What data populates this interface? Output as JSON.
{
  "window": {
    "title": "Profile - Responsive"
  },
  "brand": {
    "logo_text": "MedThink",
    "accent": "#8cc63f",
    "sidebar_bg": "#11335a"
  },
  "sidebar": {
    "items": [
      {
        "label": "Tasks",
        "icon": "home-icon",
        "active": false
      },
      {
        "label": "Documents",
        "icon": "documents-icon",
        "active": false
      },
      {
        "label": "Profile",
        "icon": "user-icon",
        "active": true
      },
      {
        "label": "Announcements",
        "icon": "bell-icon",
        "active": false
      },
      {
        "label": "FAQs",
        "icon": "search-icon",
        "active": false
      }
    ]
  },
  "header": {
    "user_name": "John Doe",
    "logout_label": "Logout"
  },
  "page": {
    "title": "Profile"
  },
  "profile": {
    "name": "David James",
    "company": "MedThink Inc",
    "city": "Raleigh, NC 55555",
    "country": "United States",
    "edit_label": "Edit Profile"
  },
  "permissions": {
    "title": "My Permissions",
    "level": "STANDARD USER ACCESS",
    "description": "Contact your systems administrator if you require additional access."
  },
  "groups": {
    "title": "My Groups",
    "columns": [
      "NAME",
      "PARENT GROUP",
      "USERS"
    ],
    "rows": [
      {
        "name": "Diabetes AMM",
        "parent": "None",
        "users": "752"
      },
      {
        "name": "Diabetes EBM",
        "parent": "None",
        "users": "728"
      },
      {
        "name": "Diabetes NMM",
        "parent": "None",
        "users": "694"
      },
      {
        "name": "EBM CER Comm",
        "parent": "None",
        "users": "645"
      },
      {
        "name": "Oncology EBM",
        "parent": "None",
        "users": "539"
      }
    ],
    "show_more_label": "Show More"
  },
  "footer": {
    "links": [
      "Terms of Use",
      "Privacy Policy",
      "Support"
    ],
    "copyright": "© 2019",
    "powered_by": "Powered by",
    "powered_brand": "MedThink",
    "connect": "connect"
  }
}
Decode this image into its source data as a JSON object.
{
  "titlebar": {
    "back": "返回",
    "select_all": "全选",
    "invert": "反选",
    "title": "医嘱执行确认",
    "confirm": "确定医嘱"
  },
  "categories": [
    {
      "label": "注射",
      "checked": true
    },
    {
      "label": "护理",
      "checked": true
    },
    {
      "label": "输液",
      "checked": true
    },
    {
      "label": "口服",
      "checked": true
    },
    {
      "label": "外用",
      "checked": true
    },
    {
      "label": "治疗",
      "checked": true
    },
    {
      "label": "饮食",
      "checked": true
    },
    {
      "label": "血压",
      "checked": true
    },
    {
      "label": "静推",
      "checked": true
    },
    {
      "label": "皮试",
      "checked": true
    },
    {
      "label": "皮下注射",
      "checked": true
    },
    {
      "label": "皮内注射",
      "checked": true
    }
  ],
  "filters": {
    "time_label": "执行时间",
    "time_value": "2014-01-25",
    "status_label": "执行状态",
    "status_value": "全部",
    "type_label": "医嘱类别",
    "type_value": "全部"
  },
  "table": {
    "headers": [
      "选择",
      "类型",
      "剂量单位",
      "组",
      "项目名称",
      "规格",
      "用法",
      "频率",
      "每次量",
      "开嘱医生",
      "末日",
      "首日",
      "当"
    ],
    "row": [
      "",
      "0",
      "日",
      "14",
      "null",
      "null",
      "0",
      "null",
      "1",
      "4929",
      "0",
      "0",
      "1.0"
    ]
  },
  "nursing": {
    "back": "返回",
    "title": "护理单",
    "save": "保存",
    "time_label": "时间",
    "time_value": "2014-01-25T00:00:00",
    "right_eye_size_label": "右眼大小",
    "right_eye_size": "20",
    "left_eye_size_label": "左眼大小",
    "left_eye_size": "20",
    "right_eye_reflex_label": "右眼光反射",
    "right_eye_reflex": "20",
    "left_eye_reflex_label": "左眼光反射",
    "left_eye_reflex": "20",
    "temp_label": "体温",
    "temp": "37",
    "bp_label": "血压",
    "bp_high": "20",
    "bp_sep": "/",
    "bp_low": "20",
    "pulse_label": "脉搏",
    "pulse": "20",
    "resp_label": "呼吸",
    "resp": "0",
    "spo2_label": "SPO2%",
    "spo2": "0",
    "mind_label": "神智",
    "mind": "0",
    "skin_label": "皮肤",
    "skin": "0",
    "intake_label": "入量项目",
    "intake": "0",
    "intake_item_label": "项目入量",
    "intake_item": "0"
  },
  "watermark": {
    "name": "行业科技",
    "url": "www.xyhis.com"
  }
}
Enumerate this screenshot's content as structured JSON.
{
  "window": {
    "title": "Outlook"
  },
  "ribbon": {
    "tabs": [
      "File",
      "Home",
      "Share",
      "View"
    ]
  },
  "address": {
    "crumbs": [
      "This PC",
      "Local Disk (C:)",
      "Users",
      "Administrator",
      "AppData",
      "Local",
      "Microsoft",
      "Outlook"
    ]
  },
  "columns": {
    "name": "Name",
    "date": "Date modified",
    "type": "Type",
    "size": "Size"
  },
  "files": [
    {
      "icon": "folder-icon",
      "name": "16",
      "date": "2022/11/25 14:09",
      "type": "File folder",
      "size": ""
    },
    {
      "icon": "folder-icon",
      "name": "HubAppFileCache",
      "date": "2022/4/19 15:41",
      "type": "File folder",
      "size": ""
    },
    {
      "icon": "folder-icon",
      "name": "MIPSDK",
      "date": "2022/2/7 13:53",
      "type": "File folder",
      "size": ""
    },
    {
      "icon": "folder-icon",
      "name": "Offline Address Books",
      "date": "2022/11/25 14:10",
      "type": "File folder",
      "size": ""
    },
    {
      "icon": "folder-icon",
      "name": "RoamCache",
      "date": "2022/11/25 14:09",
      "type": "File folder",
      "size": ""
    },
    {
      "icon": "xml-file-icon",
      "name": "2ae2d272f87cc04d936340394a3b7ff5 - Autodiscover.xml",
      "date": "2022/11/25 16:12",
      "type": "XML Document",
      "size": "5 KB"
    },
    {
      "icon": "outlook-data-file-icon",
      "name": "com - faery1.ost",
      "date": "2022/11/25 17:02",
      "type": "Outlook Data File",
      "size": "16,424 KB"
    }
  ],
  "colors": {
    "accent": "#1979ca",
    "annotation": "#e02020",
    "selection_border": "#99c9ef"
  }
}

# # # # #

EXERCISE DIRECTIONS: Transcribe all the entries, keeping each one exactly as it is.

RESULT OF THE EXERCISE:
What data populates this interface? Output as JSON.
{
  "window": {
    "title": "Profile - Responsive"
  },
  "brand": {
    "logo_text": "MedThink",
    "accent": "#8cc63f",
    "sidebar_bg": "#11335a"
  },
  "sidebar": {
    "items": [
      {
        "label": "Tasks",
        "icon": "home-icon",
        "active": false
      },
      {
        "label": "Documents",
        "icon": "documents-icon",
        "active": false
      },
      {
        "label": "Profile",
        "icon": "user-icon",
        "active": true
      },
      {
        "label": "Announcements",
        "icon": "bell-icon",
        "active": false
      },
      {
        "label": "FAQs",
        "icon": "search-icon",
        "active": false
      }
    ]
  },
  "header": {
    "user_name": "John Doe",
    "logout_label": "Logout"
  },
  "page": {
    "title": "Profile"
  },
  "profile": {
    "name": "David James",
    "company": "MedThink Inc",
    "city": "Raleigh, NC 55555",
    "country": "United States",
    "edit_label": "Edit Profile"
  },
  "permissions": {
    "title": "My Permissions",
    "level": "STANDARD USER ACCESS",
    "description": "Contact your systems administrator if you require additional access."
  },
  "groups": {
    "title": "My Groups",
    "columns": [
      "NAME",
      "PARENT GROUP",
      "USERS"
    ],
    "rows": [
      {
        "name": "Diabetes AMM",
        "parent": "None",
        "users": "752"
      },
      {
        "name": "Diabetes EBM",
        "parent": "None",
        "users": "728"
      },
      {
        "name": "Diabetes NMM",
        "parent": "None",
        "users": "694"
      },
      {
        "name": "EBM CER Comm",
        "parent": "None",
        "users": "645"
      },
      {
        "name": "Oncology EBM",
        "parent": "None",
        "users": "539"
      }
    ],
    "show_more_label": "Show More"
  },
  "footer": {
    "links": [
      "Terms of Use",
      "Privacy Policy",
      "Support"
    ],
    "copyright": "© 2019",
    "powered_by": "Powered by",
    "powered_brand": "MedThink",
    "connect": "connect"
  }
}
Decode this image into its source data as a JSON object.
{
  "titlebar": {
    "back": "返回",
    "select_all": "全选",
    "invert": "反选",
    "title": "医嘱执行确认",
    "confirm": "确定医嘱"
  },
  "categories": [
    {
      "label": "注射",
      "checked": true
    },
    {
      "label": "护理",
      "checked": true
    },
    {
      "label": "输液",
      "checked": true
    },
    {
      "label": "口服",
      "checked": true
    },
    {
      "label": "外用",
      "checked": true
    },
    {
      "label": "治疗",
      "checked": true
    },
    {
      "label": "饮食",
      "checked": true
    },
    {
      "label": "血压",
      "checked": true
    },
    {
      "label": "静推",
      "checked": true
    },
    {
      "label": "皮试",
      "checked": true
    },
    {
      "label": "皮下注射",
      "checked": true
    },
    {
      "label": "皮内注射",
      "checked": true
    }
  ],
  "filters": {
    "time_label": "执行时间",
    "time_value": "2014-01-25",
    "status_label": "执行状态",
    "status_value": "全部",
    "type_label": "医嘱类别",
    "type_value": "全部"
  },
  "table": {
    "headers": [
      "选择",
      "类型",
      "剂量单位",
      "组",
      "项目名称",
      "规格",
      "用法",
      "频率",
      "每次量",
      "开嘱医生",
      "末日",
      "首日",
      "当"
    ],
    "row": [
      "",
      "0",
      "日",
      "14",
      "null",
      "null",
      "0",
      "null",
      "1",
      "4929",
      "0",
      "0",
      "1.0"
    ]
  },
  "nursing": {
    "back": "返回",
    "title": "护理单",
    "save": "保存",
    "time_label": "时间",
    "time_value": "2014-01-25T00:00:00",
    "right_eye_size_label": "右眼大小",
    "right_eye_size": "20",
    "left_eye_size_label": "左眼大小",
    "left_eye_size": "20",
    "right_eye_reflex_label": "右眼光反射",
    "right_eye_reflex": "20",
    "left_eye_reflex_label": "左眼光反射",
    "left_eye_reflex": "20",
    "temp_label": "体温",
    "temp": "37",
    "bp_label": "血压",
    "bp_high": "20",
    "bp_sep": "/",
    "bp_low": "20",
    "pulse_label": "脉搏",
    "pulse": "20",
    "resp_label": "呼吸",
    "resp": "0",
    "spo2_label": "SPO2%",
    "spo2": "0",
    "mind_label": "神智",
    "mind": "0",
    "skin_label": "皮肤",
    "skin": "0",
    "intake_label": "入量项目",
    "intake": "0",
    "intake_item_label": "项目入量",
    "intake_item": "0"
  },
  "watermark": {
    "name": "行业科技",
    "url": "www.xyhis.com"
  }
}
Enumerate this screenshot's content as structured JSON.
{
  "window": {
    "title": "Outlook"
  },
  "ribbon": {
    "tabs": [
      "File",
      "Home",
      "Share",
      "View"
    ]
  },
  "address": {
    "crumbs": [
      "This PC",
      "Local Disk (C:)",
      "Users",
      "Administrator",
      "AppData",
      "Local",
      "Microsoft",
      "Outlook"
    ]
  },
  "columns": {
    "name": "Name",
    "date": "Date modified",
    "type": "Type",
    "size": "Size"
  },
  "files": [
    {
      "icon": "folder-icon",
      "name": "16",
      "date": "2022/11/25 14:09",
      "type": "File folder",
      "size": ""
    },
    {
      "icon": "folder-icon",
      "name": "HubAppFileCache",
      "date": "2022/4/19 15:41",
      "type": "File folder",
      "size": ""
    },
    {
      "icon": "folder-icon",
      "name": "MIPSDK",
      "date": "2022/2/7 13:53",
      "type": "File folder",
      "size": ""
    },
    {
      "icon": "folder-icon",
      "name": "Offline Address Books",
      "date": "2022/11/25 14:10",
      "type": "File folder",
      "size": ""
    },
    {
      "icon": "folder-icon",
      "name": "RoamCache",
      "date": "2022/11/25 14:09",
      "type": "File folder",
      "size": ""
    },
    {
      "icon": "xml-file-icon",
      "name": "2ae2d272f87cc04d936340394a3b7ff5 - Autodiscover.xml",
      "date": "2022/11/25 16:12",
      "type": "XML Document",
      "size": "5 KB"
    },
    {
      "icon": "outlook-data-file-icon",
      "name": "com - faery1.ost",
      "date": "2022/11/25 17:02",
      "type": "Outlook Data File",
      "size": "16,424 KB"
    }
  ],
  "colors": {
    "accent": "#1979ca",
    "annotation": "#e02020",
    "selection_border": "#99c9ef"
  }
}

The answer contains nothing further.